Leave out the pictures and transcribe the rest of the records exactly.

Dataset excerpts:
....................

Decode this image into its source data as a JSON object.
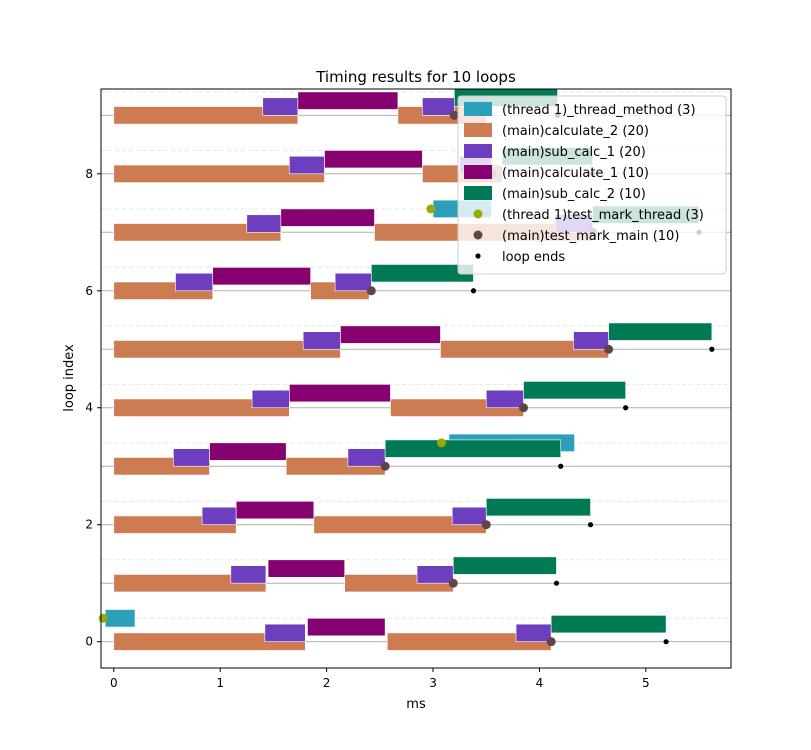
{
  "chart_data": {
    "type": "gantt",
    "title": "Timing results for 10 loops",
    "xlabel": "ms",
    "ylabel": "loop index",
    "xlim": [
      -0.12,
      5.8
    ],
    "ylim": [
      -0.45,
      9.45
    ],
    "xticks": [
      0,
      1,
      2,
      3,
      4,
      5
    ],
    "yticks": [
      0,
      2,
      4,
      6,
      8
    ],
    "grid": "horizontal",
    "legend_position": "top-right",
    "series": [
      {
        "name": "(thread 1)_thread_method (3)",
        "kind": "bar",
        "color": "#2ca0bb",
        "row_offset": 0.4,
        "items": [
          {
            "loop": 0,
            "start": -0.08,
            "end": 0.2
          },
          {
            "loop": 3,
            "start": 3.15,
            "end": 4.33
          },
          {
            "loop": 7,
            "start": 3.0,
            "end": 3.55
          }
        ]
      },
      {
        "name": "(main)calculate_2 (20)",
        "kind": "bar",
        "color": "#cd7c52",
        "row_offset": 0.0,
        "items": [
          {
            "loop": 0,
            "start": 0.0,
            "end": 1.8
          },
          {
            "loop": 0,
            "start": 2.57,
            "end": 4.11
          },
          {
            "loop": 1,
            "start": 0.0,
            "end": 1.43
          },
          {
            "loop": 1,
            "start": 2.17,
            "end": 3.19
          },
          {
            "loop": 2,
            "start": 0.0,
            "end": 1.15
          },
          {
            "loop": 2,
            "start": 1.88,
            "end": 3.5
          },
          {
            "loop": 3,
            "start": 0.0,
            "end": 0.9
          },
          {
            "loop": 3,
            "start": 1.62,
            "end": 2.55
          },
          {
            "loop": 4,
            "start": 0.0,
            "end": 1.65
          },
          {
            "loop": 4,
            "start": 2.6,
            "end": 3.85
          },
          {
            "loop": 5,
            "start": 0.0,
            "end": 2.13
          },
          {
            "loop": 5,
            "start": 3.07,
            "end": 4.65
          },
          {
            "loop": 6,
            "start": 0.0,
            "end": 0.93
          },
          {
            "loop": 6,
            "start": 1.85,
            "end": 2.4
          },
          {
            "loop": 7,
            "start": 0.0,
            "end": 1.57
          },
          {
            "loop": 7,
            "start": 2.45,
            "end": 4.5
          },
          {
            "loop": 8,
            "start": 0.0,
            "end": 1.98
          },
          {
            "loop": 8,
            "start": 2.9,
            "end": 3.65
          },
          {
            "loop": 9,
            "start": 0.0,
            "end": 1.73
          },
          {
            "loop": 9,
            "start": 2.67,
            "end": 3.5
          }
        ]
      },
      {
        "name": "(main)sub_calc_1 (20)",
        "kind": "bar",
        "color": "#6d3fbf",
        "row_offset": 0.15,
        "items": [
          {
            "loop": 0,
            "start": 1.42,
            "end": 1.8
          },
          {
            "loop": 0,
            "start": 3.78,
            "end": 4.11
          },
          {
            "loop": 1,
            "start": 1.1,
            "end": 1.43
          },
          {
            "loop": 1,
            "start": 2.85,
            "end": 3.19
          },
          {
            "loop": 2,
            "start": 0.83,
            "end": 1.15
          },
          {
            "loop": 2,
            "start": 3.18,
            "end": 3.5
          },
          {
            "loop": 3,
            "start": 0.56,
            "end": 0.9
          },
          {
            "loop": 3,
            "start": 2.2,
            "end": 2.55
          },
          {
            "loop": 4,
            "start": 1.3,
            "end": 1.65
          },
          {
            "loop": 4,
            "start": 3.5,
            "end": 3.85
          },
          {
            "loop": 5,
            "start": 1.78,
            "end": 2.13
          },
          {
            "loop": 5,
            "start": 4.32,
            "end": 4.65
          },
          {
            "loop": 6,
            "start": 0.58,
            "end": 0.93
          },
          {
            "loop": 6,
            "start": 2.08,
            "end": 2.42
          },
          {
            "loop": 7,
            "start": 1.25,
            "end": 1.57
          },
          {
            "loop": 7,
            "start": 4.15,
            "end": 4.5
          },
          {
            "loop": 8,
            "start": 1.65,
            "end": 1.98
          },
          {
            "loop": 8,
            "start": 3.25,
            "end": 3.55
          },
          {
            "loop": 9,
            "start": 1.4,
            "end": 1.73
          },
          {
            "loop": 9,
            "start": 2.9,
            "end": 3.2
          }
        ]
      },
      {
        "name": "(main)calculate_1 (10)",
        "kind": "bar",
        "color": "#870070",
        "row_offset": 0.25,
        "items": [
          {
            "loop": 0,
            "start": 1.82,
            "end": 2.55
          },
          {
            "loop": 1,
            "start": 1.45,
            "end": 2.17
          },
          {
            "loop": 2,
            "start": 1.15,
            "end": 1.88
          },
          {
            "loop": 3,
            "start": 0.9,
            "end": 1.62
          },
          {
            "loop": 4,
            "start": 1.65,
            "end": 2.6
          },
          {
            "loop": 5,
            "start": 2.13,
            "end": 3.07
          },
          {
            "loop": 6,
            "start": 0.93,
            "end": 1.85
          },
          {
            "loop": 7,
            "start": 1.57,
            "end": 2.45
          },
          {
            "loop": 8,
            "start": 1.98,
            "end": 2.9
          },
          {
            "loop": 9,
            "start": 1.73,
            "end": 2.67
          }
        ]
      },
      {
        "name": "(main)sub_calc_2 (10)",
        "kind": "bar",
        "color": "#007a55",
        "row_offset": 0.3,
        "items": [
          {
            "loop": 0,
            "start": 4.11,
            "end": 5.19
          },
          {
            "loop": 1,
            "start": 3.19,
            "end": 4.16
          },
          {
            "loop": 2,
            "start": 3.5,
            "end": 4.48
          },
          {
            "loop": 3,
            "start": 2.55,
            "end": 4.2
          },
          {
            "loop": 4,
            "start": 3.85,
            "end": 4.81
          },
          {
            "loop": 5,
            "start": 4.65,
            "end": 5.62
          },
          {
            "loop": 6,
            "start": 2.42,
            "end": 3.38
          },
          {
            "loop": 7,
            "start": 4.5,
            "end": 5.5
          },
          {
            "loop": 8,
            "start": 3.65,
            "end": 4.5
          },
          {
            "loop": 9,
            "start": 3.2,
            "end": 4.17
          }
        ]
      },
      {
        "name": "(thread 1)test_mark_thread (3)",
        "kind": "marker",
        "color": "#9aab00",
        "row_offset": 0.4,
        "items": [
          {
            "loop": 0,
            "x": -0.1
          },
          {
            "loop": 3,
            "x": 3.08
          },
          {
            "loop": 7,
            "x": 2.98
          }
        ]
      },
      {
        "name": "(main)test_mark_main (10)",
        "kind": "marker",
        "color": "#5e4548",
        "row_offset": 0.0,
        "items": [
          {
            "loop": 0,
            "x": 4.11
          },
          {
            "loop": 1,
            "x": 3.19
          },
          {
            "loop": 2,
            "x": 3.5
          },
          {
            "loop": 3,
            "x": 2.55
          },
          {
            "loop": 4,
            "x": 3.85
          },
          {
            "loop": 5,
            "x": 4.65
          },
          {
            "loop": 6,
            "x": 2.42
          },
          {
            "loop": 7,
            "x": 4.5
          },
          {
            "loop": 8,
            "x": 3.55
          },
          {
            "loop": 9,
            "x": 3.2
          }
        ]
      },
      {
        "name": "loop ends",
        "kind": "dot",
        "color": "#000000",
        "row_offset": 0.0,
        "items": [
          {
            "loop": 0,
            "x": 5.19
          },
          {
            "loop": 1,
            "x": 4.16
          },
          {
            "loop": 2,
            "x": 4.48
          },
          {
            "loop": 3,
            "x": 4.2
          },
          {
            "loop": 4,
            "x": 4.81
          },
          {
            "loop": 5,
            "x": 5.62
          },
          {
            "loop": 6,
            "x": 3.38
          },
          {
            "loop": 7,
            "x": 5.5
          },
          {
            "loop": 8,
            "x": 4.5
          },
          {
            "loop": 9,
            "x": 4.17
          }
        ]
      }
    ]
  }
}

....................

Answer in full:
Decode this image into its source data as a JSON object.
{
  "chart_data": {
    "type": "gantt",
    "title": "Timing results for 10 loops",
    "xlabel": "ms",
    "ylabel": "loop index",
    "xlim": [
      -0.12,
      5.8
    ],
    "ylim": [
      -0.45,
      9.45
    ],
    "xticks": [
      0,
      1,
      2,
      3,
      4,
      5
    ],
    "yticks": [
      0,
      2,
      4,
      6,
      8
    ],
    "grid": "horizontal",
    "legend_position": "top-right",
    "series": [
      {
        "name": "(thread 1)_thread_method (3)",
        "kind": "bar",
        "color": "#2ca0bb",
        "row_offset": 0.4,
        "items": [
          {
            "loop": 0,
            "start": -0.08,
            "end": 0.2
          },
          {
            "loop": 3,
            "start": 3.15,
            "end": 4.33
          },
          {
            "loop": 7,
            "start": 3.0,
            "end": 3.55
          }
        ]
      },
      {
        "name": "(main)calculate_2 (20)",
        "kind": "bar",
        "color": "#cd7c52",
        "row_offset": 0.0,
        "items": [
          {
            "loop": 0,
            "start": 0.0,
            "end": 1.8
          },
          {
            "loop": 0,
            "start": 2.57,
            "end": 4.11
          },
          {
            "loop": 1,
            "start": 0.0,
            "end": 1.43
          },
          {
            "loop": 1,
            "start": 2.17,
            "end": 3.19
          },
          {
            "loop": 2,
            "start": 0.0,
            "end": 1.15
          },
          {
            "loop": 2,
            "start": 1.88,
            "end": 3.5
          },
          {
            "loop": 3,
            "start": 0.0,
            "end": 0.9
          },
          {
            "loop": 3,
            "start": 1.62,
            "end": 2.55
          },
          {
            "loop": 4,
            "start": 0.0,
            "end": 1.65
          },
          {
            "loop": 4,
            "start": 2.6,
            "end": 3.85
          },
          {
            "loop": 5,
            "start": 0.0,
            "end": 2.13
          },
          {
            "loop": 5,
            "start": 3.07,
            "end": 4.65
          },
          {
            "loop": 6,
            "start": 0.0,
            "end": 0.93
          },
          {
            "loop": 6,
            "start": 1.85,
            "end": 2.4
          },
          {
            "loop": 7,
            "start": 0.0,
            "end": 1.57
          },
          {
            "loop": 7,
            "start": 2.45,
            "end": 4.5
          },
          {
            "loop": 8,
            "start": 0.0,
            "end": 1.98
          },
          {
            "loop": 8,
            "start": 2.9,
            "end": 3.65
          },
          {
            "loop": 9,
            "start": 0.0,
            "end": 1.73
          },
          {
            "loop": 9,
            "start": 2.67,
            "end": 3.5
          }
        ]
      },
      {
        "name": "(main)sub_calc_1 (20)",
        "kind": "bar",
        "color": "#6d3fbf",
        "row_offset": 0.15,
        "items": [
          {
            "loop": 0,
            "start": 1.42,
            "end": 1.8
          },
          {
            "loop": 0,
            "start": 3.78,
            "end": 4.11
          },
          {
            "loop": 1,
            "start": 1.1,
            "end": 1.43
          },
          {
            "loop": 1,
            "start": 2.85,
            "end": 3.19
          },
          {
            "loop": 2,
            "start": 0.83,
            "end": 1.15
          },
          {
            "loop": 2,
            "start": 3.18,
            "end": 3.5
          },
          {
            "loop": 3,
            "start": 0.56,
            "end": 0.9
          },
          {
            "loop": 3,
            "start": 2.2,
            "end": 2.55
          },
          {
            "loop": 4,
            "start": 1.3,
            "end": 1.65
          },
          {
            "loop": 4,
            "start": 3.5,
            "end": 3.85
          },
          {
            "loop": 5,
            "start": 1.78,
            "end": 2.13
          },
          {
            "loop": 5,
            "start": 4.32,
            "end": 4.65
          },
          {
            "loop": 6,
            "start": 0.58,
            "end": 0.93
          },
          {
            "loop": 6,
            "start": 2.08,
            "end": 2.42
          },
          {
            "loop": 7,
            "start": 1.25,
            "end": 1.57
          },
          {
            "loop": 7,
            "start": 4.15,
            "end": 4.5
          },
          {
            "loop": 8,
            "start": 1.65,
            "end": 1.98
          },
          {
            "loop": 8,
            "start": 3.25,
            "end": 3.55
          },
          {
            "loop": 9,
            "start": 1.4,
            "end": 1.73
          },
          {
            "loop": 9,
            "start": 2.9,
            "end": 3.2
          }
        ]
      },
      {
        "name": "(main)calculate_1 (10)",
        "kind": "bar",
        "color": "#870070",
        "row_offset": 0.25,
        "items": [
          {
            "loop": 0,
            "start": 1.82,
            "end": 2.55
          },
          {
            "loop": 1,
            "start": 1.45,
            "end": 2.17
          },
          {
            "loop": 2,
            "start": 1.15,
            "end": 1.88
          },
          {
            "loop": 3,
            "start": 0.9,
            "end": 1.62
          },
          {
            "loop": 4,
            "start": 1.65,
            "end": 2.6
          },
          {
            "loop": 5,
            "start": 2.13,
            "end": 3.07
          },
          {
            "loop": 6,
            "start": 0.93,
            "end": 1.85
          },
          {
            "loop": 7,
            "start": 1.57,
            "end": 2.45
          },
          {
            "loop": 8,
            "start": 1.98,
            "end": 2.9
          },
          {
            "loop": 9,
            "start": 1.73,
            "end": 2.67
          }
        ]
      },
      {
        "name": "(main)sub_calc_2 (10)",
        "kind": "bar",
        "color": "#007a55",
        "row_offset": 0.3,
        "items": [
          {
            "loop": 0,
            "start": 4.11,
            "end": 5.19
          },
          {
            "loop": 1,
            "start": 3.19,
            "end": 4.16
          },
          {
            "loop": 2,
            "start": 3.5,
            "end": 4.48
          },
          {
            "loop": 3,
            "start": 2.55,
            "end": 4.2
          },
          {
            "loop": 4,
            "start": 3.85,
            "end": 4.81
          },
          {
            "loop": 5,
            "start": 4.65,
            "end": 5.62
          },
          {
            "loop": 6,
            "start": 2.42,
            "end": 3.38
          },
          {
            "loop": 7,
            "start": 4.5,
            "end": 5.5
          },
          {
            "loop": 8,
            "start": 3.65,
            "end": 4.5
          },
          {
            "loop": 9,
            "start": 3.2,
            "end": 4.17
          }
        ]
      },
      {
        "name": "(thread 1)test_mark_thread (3)",
        "kind": "marker",
        "color": "#9aab00",
        "row_offset": 0.4,
        "items": [
          {
            "loop": 0,
            "x": -0.1
          },
          {
            "loop": 3,
            "x": 3.08
          },
          {
            "loop": 7,
            "x": 2.98
          }
        ]
      },
      {
        "name": "(main)test_mark_main (10)",
        "kind": "marker",
        "color": "#5e4548",
        "row_offset": 0.0,
        "items": [
          {
            "loop": 0,
            "x": 4.11
          },
          {
            "loop": 1,
            "x": 3.19
          },
          {
            "loop": 2,
            "x": 3.5
          },
          {
            "loop": 3,
            "x": 2.55
          },
          {
            "loop": 4,
            "x": 3.85
          },
          {
            "loop": 5,
            "x": 4.65
          },
          {
            "loop": 6,
            "x": 2.42
          },
          {
            "loop": 7,
            "x": 4.5
          },
          {
            "loop": 8,
            "x": 3.55
          },
          {
            "loop": 9,
            "x": 3.2
          }
        ]
      },
      {
        "name": "loop ends",
        "kind": "dot",
        "color": "#000000",
        "row_offset": 0.0,
        "items": [
          {
            "loop": 0,
            "x": 5.19
          },
          {
            "loop": 1,
            "x": 4.16
          },
          {
            "loop": 2,
            "x": 4.48
          },
          {
            "loop": 3,
            "x": 4.2
          },
          {
            "loop": 4,
            "x": 4.81
          },
          {
            "loop": 5,
            "x": 5.62
          },
          {
            "loop": 6,
            "x": 3.38
          },
          {
            "loop": 7,
            "x": 5.5
          },
          {
            "loop": 8,
            "x": 4.5
          },
          {
            "loop": 9,
            "x": 4.17
          }
        ]
      }
    ]
  }
}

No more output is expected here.